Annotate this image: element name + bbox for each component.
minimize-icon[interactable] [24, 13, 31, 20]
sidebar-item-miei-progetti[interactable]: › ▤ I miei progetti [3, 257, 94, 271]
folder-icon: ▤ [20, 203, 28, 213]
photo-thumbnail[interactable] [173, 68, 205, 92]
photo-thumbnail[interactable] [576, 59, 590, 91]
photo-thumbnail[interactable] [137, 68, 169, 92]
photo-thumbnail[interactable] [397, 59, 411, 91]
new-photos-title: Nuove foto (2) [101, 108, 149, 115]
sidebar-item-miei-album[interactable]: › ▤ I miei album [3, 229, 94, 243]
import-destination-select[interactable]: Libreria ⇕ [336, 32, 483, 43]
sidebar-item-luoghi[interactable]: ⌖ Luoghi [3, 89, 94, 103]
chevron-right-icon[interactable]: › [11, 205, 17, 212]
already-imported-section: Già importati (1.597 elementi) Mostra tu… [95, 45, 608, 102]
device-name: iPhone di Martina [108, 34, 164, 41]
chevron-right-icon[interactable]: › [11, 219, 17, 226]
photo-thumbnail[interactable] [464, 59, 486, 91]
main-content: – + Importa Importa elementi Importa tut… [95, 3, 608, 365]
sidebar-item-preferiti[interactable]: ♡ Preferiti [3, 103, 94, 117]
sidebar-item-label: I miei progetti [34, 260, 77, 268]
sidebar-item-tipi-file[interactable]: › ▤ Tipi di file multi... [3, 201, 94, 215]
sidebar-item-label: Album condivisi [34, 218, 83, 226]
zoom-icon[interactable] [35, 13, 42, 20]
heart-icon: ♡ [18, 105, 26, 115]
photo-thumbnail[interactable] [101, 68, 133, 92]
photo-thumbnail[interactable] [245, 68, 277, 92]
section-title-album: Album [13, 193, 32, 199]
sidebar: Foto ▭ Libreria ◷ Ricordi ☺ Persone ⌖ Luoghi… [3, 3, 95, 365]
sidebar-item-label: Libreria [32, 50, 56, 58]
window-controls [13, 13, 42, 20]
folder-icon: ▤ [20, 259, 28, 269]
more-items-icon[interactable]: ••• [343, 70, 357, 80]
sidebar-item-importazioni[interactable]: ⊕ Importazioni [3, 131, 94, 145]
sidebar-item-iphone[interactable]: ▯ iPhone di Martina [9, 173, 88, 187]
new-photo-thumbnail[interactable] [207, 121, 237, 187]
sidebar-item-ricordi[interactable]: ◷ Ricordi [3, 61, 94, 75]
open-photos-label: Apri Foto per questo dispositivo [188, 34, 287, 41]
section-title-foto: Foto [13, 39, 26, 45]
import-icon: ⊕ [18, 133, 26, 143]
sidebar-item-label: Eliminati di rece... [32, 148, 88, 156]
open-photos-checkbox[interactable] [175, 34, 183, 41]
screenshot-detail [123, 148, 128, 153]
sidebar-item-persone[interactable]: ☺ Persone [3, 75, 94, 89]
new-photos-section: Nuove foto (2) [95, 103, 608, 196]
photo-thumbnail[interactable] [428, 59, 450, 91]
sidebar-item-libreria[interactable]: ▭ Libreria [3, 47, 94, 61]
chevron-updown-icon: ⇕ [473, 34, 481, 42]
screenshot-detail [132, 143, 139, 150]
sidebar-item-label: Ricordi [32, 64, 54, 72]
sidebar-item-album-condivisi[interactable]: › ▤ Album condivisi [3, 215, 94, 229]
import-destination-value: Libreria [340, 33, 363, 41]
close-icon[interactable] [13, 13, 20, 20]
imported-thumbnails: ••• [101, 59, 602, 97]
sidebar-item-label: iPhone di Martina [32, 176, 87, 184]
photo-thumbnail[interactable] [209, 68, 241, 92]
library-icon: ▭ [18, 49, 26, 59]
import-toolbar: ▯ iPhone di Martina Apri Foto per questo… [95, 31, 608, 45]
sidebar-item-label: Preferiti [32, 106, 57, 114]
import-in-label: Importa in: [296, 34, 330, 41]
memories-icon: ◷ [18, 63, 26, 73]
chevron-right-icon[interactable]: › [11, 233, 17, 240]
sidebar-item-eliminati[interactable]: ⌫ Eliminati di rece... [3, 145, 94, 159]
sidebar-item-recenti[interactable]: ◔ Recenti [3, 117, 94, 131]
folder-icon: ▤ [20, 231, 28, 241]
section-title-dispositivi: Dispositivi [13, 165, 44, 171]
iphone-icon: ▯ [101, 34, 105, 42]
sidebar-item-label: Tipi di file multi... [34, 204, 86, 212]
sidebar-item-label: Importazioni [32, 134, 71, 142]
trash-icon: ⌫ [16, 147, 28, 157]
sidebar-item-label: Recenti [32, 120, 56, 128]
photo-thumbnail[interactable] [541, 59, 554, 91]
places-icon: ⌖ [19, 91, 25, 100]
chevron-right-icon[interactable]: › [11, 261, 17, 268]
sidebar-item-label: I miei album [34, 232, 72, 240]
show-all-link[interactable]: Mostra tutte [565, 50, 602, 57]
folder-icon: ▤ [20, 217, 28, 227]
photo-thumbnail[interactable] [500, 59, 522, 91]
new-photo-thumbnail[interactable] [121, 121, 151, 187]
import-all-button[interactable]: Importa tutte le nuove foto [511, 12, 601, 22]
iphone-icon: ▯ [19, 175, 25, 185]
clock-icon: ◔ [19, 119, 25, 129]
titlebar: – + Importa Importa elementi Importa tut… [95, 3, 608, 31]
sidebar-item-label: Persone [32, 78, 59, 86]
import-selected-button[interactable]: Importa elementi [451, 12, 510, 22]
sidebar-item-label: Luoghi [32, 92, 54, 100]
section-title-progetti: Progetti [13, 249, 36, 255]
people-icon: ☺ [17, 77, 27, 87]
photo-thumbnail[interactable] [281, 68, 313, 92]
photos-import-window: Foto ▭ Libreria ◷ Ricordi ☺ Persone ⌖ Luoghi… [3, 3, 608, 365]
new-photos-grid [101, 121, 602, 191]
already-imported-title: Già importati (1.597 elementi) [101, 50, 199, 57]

-*-

#### The request
Rewrite the items above, changing every "sidebar-item-label" to "nav-item-label" and leaving everything else as it is.

#### Solution to the exercise
Annotate this image: element name + bbox for each component.
minimize-icon[interactable] [24, 13, 31, 20]
sidebar-item-miei-progetti[interactable]: › ▤ I miei progetti [3, 257, 94, 271]
folder-icon: ▤ [20, 203, 28, 213]
photo-thumbnail[interactable] [173, 68, 205, 92]
photo-thumbnail[interactable] [576, 59, 590, 91]
photo-thumbnail[interactable] [137, 68, 169, 92]
photo-thumbnail[interactable] [397, 59, 411, 91]
new-photos-title: Nuove foto (2) [101, 108, 149, 115]
sidebar-item-miei-album[interactable]: › ▤ I miei album [3, 229, 94, 243]
import-destination-select[interactable]: Libreria ⇕ [336, 32, 483, 43]
sidebar-item-luoghi[interactable]: ⌖ Luoghi [3, 89, 94, 103]
chevron-right-icon[interactable]: › [11, 205, 17, 212]
already-imported-section: Già importati (1.597 elementi) Mostra tu… [95, 45, 608, 102]
device-name: iPhone di Martina [108, 34, 164, 41]
chevron-right-icon[interactable]: › [11, 219, 17, 226]
photo-thumbnail[interactable] [464, 59, 486, 91]
main-content: – + Importa Importa elementi Importa tut… [95, 3, 608, 365]
sidebar-item-preferiti[interactable]: ♡ Preferiti [3, 103, 94, 117]
nav-item-label: I miei progetti [34, 260, 77, 268]
sidebar-item-tipi-file[interactable]: › ▤ Tipi di file multi... [3, 201, 94, 215]
nav-item-label: Album condivisi [34, 218, 83, 226]
zoom-icon[interactable] [35, 13, 42, 20]
heart-icon: ♡ [18, 105, 26, 115]
photo-thumbnail[interactable] [101, 68, 133, 92]
photo-thumbnail[interactable] [245, 68, 277, 92]
section-title-album: Album [13, 193, 32, 199]
sidebar: Foto ▭ Libreria ◷ Ricordi ☺ Persone ⌖ Luoghi… [3, 3, 95, 365]
nav-item-label: Libreria [32, 50, 56, 58]
window-controls [13, 13, 42, 20]
folder-icon: ▤ [20, 259, 28, 269]
more-items-icon[interactable]: ••• [343, 70, 357, 80]
sidebar-item-importazioni[interactable]: ⊕ Importazioni [3, 131, 94, 145]
sidebar-item-iphone[interactable]: ▯ iPhone di Martina [9, 173, 88, 187]
new-photo-thumbnail[interactable] [207, 121, 237, 187]
sidebar-item-ricordi[interactable]: ◷ Ricordi [3, 61, 94, 75]
open-photos-label: Apri Foto per questo dispositivo [188, 34, 287, 41]
section-title-foto: Foto [13, 39, 26, 45]
import-icon: ⊕ [18, 133, 26, 143]
nav-item-label: Eliminati di rece... [32, 148, 88, 156]
open-photos-checkbox[interactable] [175, 34, 183, 41]
screenshot-detail [123, 148, 128, 153]
sidebar-item-persone[interactable]: ☺ Persone [3, 75, 94, 89]
new-photos-section: Nuove foto (2) [95, 103, 608, 196]
photo-thumbnail[interactable] [428, 59, 450, 91]
sidebar-item-libreria[interactable]: ▭ Libreria [3, 47, 94, 61]
chevron-updown-icon: ⇕ [473, 34, 481, 42]
screenshot-detail [132, 143, 139, 150]
nav-item-label: Ricordi [32, 64, 54, 72]
sidebar-item-album-condivisi[interactable]: › ▤ Album condivisi [3, 215, 94, 229]
import-destination-value: Libreria [340, 33, 363, 41]
close-icon[interactable] [13, 13, 20, 20]
imported-thumbnails: ••• [101, 59, 602, 97]
nav-item-label: iPhone di Martina [32, 176, 87, 184]
photo-thumbnail[interactable] [209, 68, 241, 92]
library-icon: ▭ [18, 49, 26, 59]
import-toolbar: ▯ iPhone di Martina Apri Foto per questo… [95, 31, 608, 45]
nav-item-label: Preferiti [32, 106, 57, 114]
import-in-label: Importa in: [296, 34, 330, 41]
memories-icon: ◷ [18, 63, 26, 73]
chevron-right-icon[interactable]: › [11, 233, 17, 240]
sidebar-item-eliminati[interactable]: ⌫ Eliminati di rece... [3, 145, 94, 159]
sidebar-item-recenti[interactable]: ◔ Recenti [3, 117, 94, 131]
folder-icon: ▤ [20, 231, 28, 241]
section-title-dispositivi: Dispositivi [13, 165, 44, 171]
iphone-icon: ▯ [101, 34, 105, 42]
nav-item-label: Tipi di file multi... [34, 204, 86, 212]
nav-item-label: Importazioni [32, 134, 71, 142]
trash-icon: ⌫ [16, 147, 28, 157]
nav-item-label: Recenti [32, 120, 56, 128]
photo-thumbnail[interactable] [541, 59, 554, 91]
places-icon: ⌖ [19, 91, 25, 100]
chevron-right-icon[interactable]: › [11, 261, 17, 268]
nav-item-label: I miei album [34, 232, 72, 240]
show-all-link[interactable]: Mostra tutte [565, 50, 602, 57]
folder-icon: ▤ [20, 217, 28, 227]
photo-thumbnail[interactable] [500, 59, 522, 91]
new-photo-thumbnail[interactable] [121, 121, 151, 187]
import-all-button[interactable]: Importa tutte le nuove foto [511, 12, 601, 22]
iphone-icon: ▯ [19, 175, 25, 185]
clock-icon: ◔ [19, 119, 25, 129]
titlebar: – + Importa Importa elementi Importa tut… [95, 3, 608, 31]
nav-item-label: Persone [32, 78, 59, 86]
import-selected-button[interactable]: Importa elementi [451, 12, 510, 22]
nav-item-label: Luoghi [32, 92, 54, 100]
section-title-progetti: Progetti [13, 249, 36, 255]
people-icon: ☺ [17, 77, 27, 87]
photo-thumbnail[interactable] [281, 68, 313, 92]
photos-import-window: Foto ▭ Libreria ◷ Ricordi ☺ Persone ⌖ Luoghi… [3, 3, 608, 365]
new-photos-grid [101, 121, 602, 191]
already-imported-title: Già importati (1.597 elementi) [101, 50, 199, 57]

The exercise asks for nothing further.